— Written task —
Copy out every record below exactly as written, but leave out any pictures.
--
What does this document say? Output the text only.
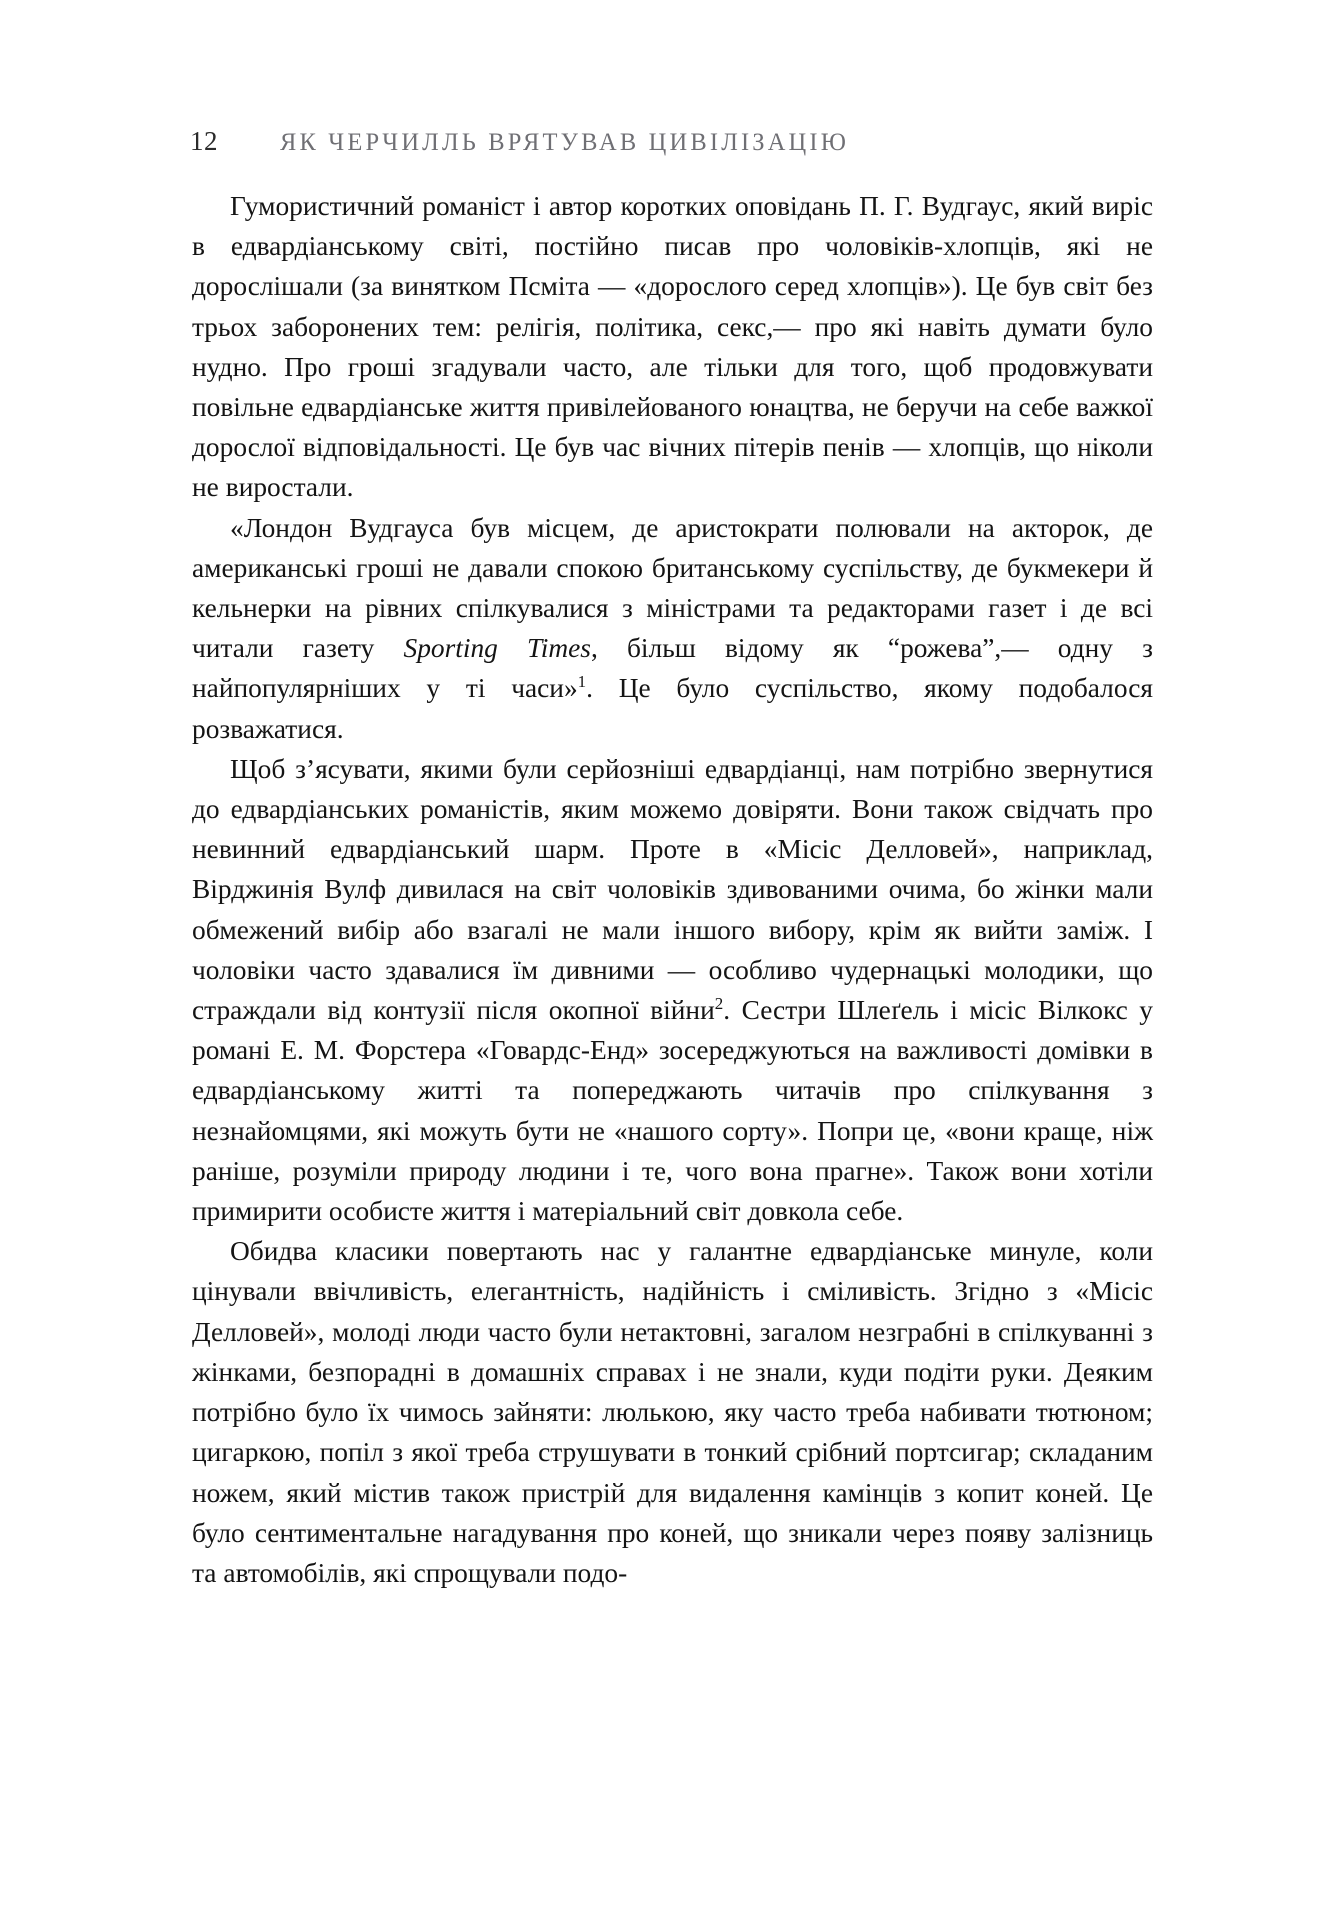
12	ЯК ЧЕРЧИЛЛЬ ВРЯТУВАВ ЦИВІЛІЗАЦІЮ

Гумористичний романіст і автор коротких оповідань П. Г. Вудгаус, який виріс в едвардіанському світі, постійно писав про чоловіків-хлопців, які не дорослішали (за винятком Псміта — «дорослого серед хлопців»). Це був світ без трьох заборонених тем: релігія, політика, секс,— про які навіть думати було нудно. Про гроші згадували часто, але тільки для того, щоб продовжувати повільне едвардіанське життя привілейованого юнацтва, не беручи на себе важкої дорослої відповідальності. Це був час вічних пітерів пенів — хлопців, що ніколи не виростали.

«Лондон Вудгауса був місцем, де аристократи полювали на акторок, де американські гроші не давали спокою британському суспільству, де букмекери й кельнерки на рівних спілкувалися з міністрами та редакторами газет і де всі читали газету Sporting Times, більш відому як “рожева”,— одну з найпопулярніших у ті часи»$^1$. Це було суспільство, якому подобалося розважатися.

Щоб з’ясувати, якими були серйозніші едвардіанці, нам потрібно звернутися до едвардіанських романістів, яким можемо довіряти. Вони також свідчать про невинний едвардіанський шарм. Проте в «Місіс Делловей», наприклад, Вірджинія Вулф дивилася на світ чоловіків здивованими очима, бо жінки мали обмежений вибір або взагалі не мали іншого вибору, крім як вийти заміж. І чоловіки часто здавалися їм дивними — особливо чудернацькі молодики, що страждали від контузії після окопної війни$^2$. Сестри Шлеґель і місіс Вілкокс у романі Е. М. Форстера «Говардс-Енд» зосереджуються на важливості домівки в едвардіанському житті та попереджають читачів про спілкування з незнайомцями, які можуть бути не «нашого сорту». Попри це, «вони краще, ніж раніше, розуміли природу людини і те, чого вона прагне». Також вони хотіли примирити особисте життя і матеріальний світ довкола себе.

Обидва класики повертають нас у галантне едвардіанське минуле, коли цінували ввічливість, елегантність, надійність і сміливість. Згідно з «Місіс Делловей», молоді люди часто були нетактовні, загалом незграбні в спілкуванні з жінками, безпорадні в домашніх справах і не знали, куди подіти руки. Деяким потрібно було їх чимось зайняти: люлькою, яку часто треба набивати тютюном; цигаркою, попіл з якої треба струшувати в тонкий срібний портсигар; складаним ножем, який містив також пристрій для видалення камінців з копит коней. Це було сентиментальне нагадування про коней, що зникали через появу залізниць та автомобілів, які спрощували подо-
--
— Full answer —
What does this document say? Output the text only.
12	ЯК ЧЕРЧИЛЛЬ ВРЯТУВАВ ЦИВІЛІЗАЦІЮ

Гумористичний романіст і автор коротких оповідань П. Г. Вудгаус, який виріс в едвардіанському світі, постійно писав про чоловіків-хлопців, які не дорослішали (за винятком Псміта — «дорослого серед хлопців»). Це був світ без трьох заборонених тем: релігія, політика, секс,— про які навіть думати було нудно. Про гроші згадували часто, але тільки для того, щоб продовжувати повільне едвардіанське життя привілейованого юнацтва, не беручи на себе важкої дорослої відповідальності. Це був час вічних пітерів пенів — хлопців, що ніколи не виростали.

«Лондон Вудгауса був місцем, де аристократи полювали на акторок, де американські гроші не давали спокою британському суспільству, де букмекери й кельнерки на рівних спілкувалися з міністрами та редакторами газет і де всі читали газету Sporting Times, більш відому як “рожева”,— одну з найпопулярніших у ті часи»$^1$. Це було суспільство, якому подобалося розважатися.

Щоб з’ясувати, якими були серйозніші едвардіанці, нам потрібно звернутися до едвардіанських романістів, яким можемо довіряти. Вони також свідчать про невинний едвардіанський шарм. Проте в «Місіс Делловей», наприклад, Вірджинія Вулф дивилася на світ чоловіків здивованими очима, бо жінки мали обмежений вибір або взагалі не мали іншого вибору, крім як вийти заміж. І чоловіки часто здавалися їм дивними — особливо чудернацькі молодики, що страждали від контузії після окопної війни$^2$. Сестри Шлеґель і місіс Вілкокс у романі Е. М. Форстера «Говардс-Енд» зосереджуються на важливості домівки в едвардіанському житті та попереджають читачів про спілкування з незнайомцями, які можуть бути не «нашого сорту». Попри це, «вони краще, ніж раніше, розуміли природу людини і те, чого вона прагне». Також вони хотіли примирити особисте життя і матеріальний світ довкола себе.

Обидва класики повертають нас у галантне едвардіанське минуле, коли цінували ввічливість, елегантність, надійність і сміливість. Згідно з «Місіс Делловей», молоді люди часто були нетактовні, загалом незграбні в спілкуванні з жінками, безпорадні в домашніх справах і не знали, куди подіти руки. Деяким потрібно було їх чимось зайняти: люлькою, яку часто треба набивати тютюном; цигаркою, попіл з якої треба струшувати в тонкий срібний портсигар; складаним ножем, який містив також пристрій для видалення камінців з копит коней. Це було сентиментальне нагадування про коней, що зникали через появу залізниць та автомобілів, які спрощували подо-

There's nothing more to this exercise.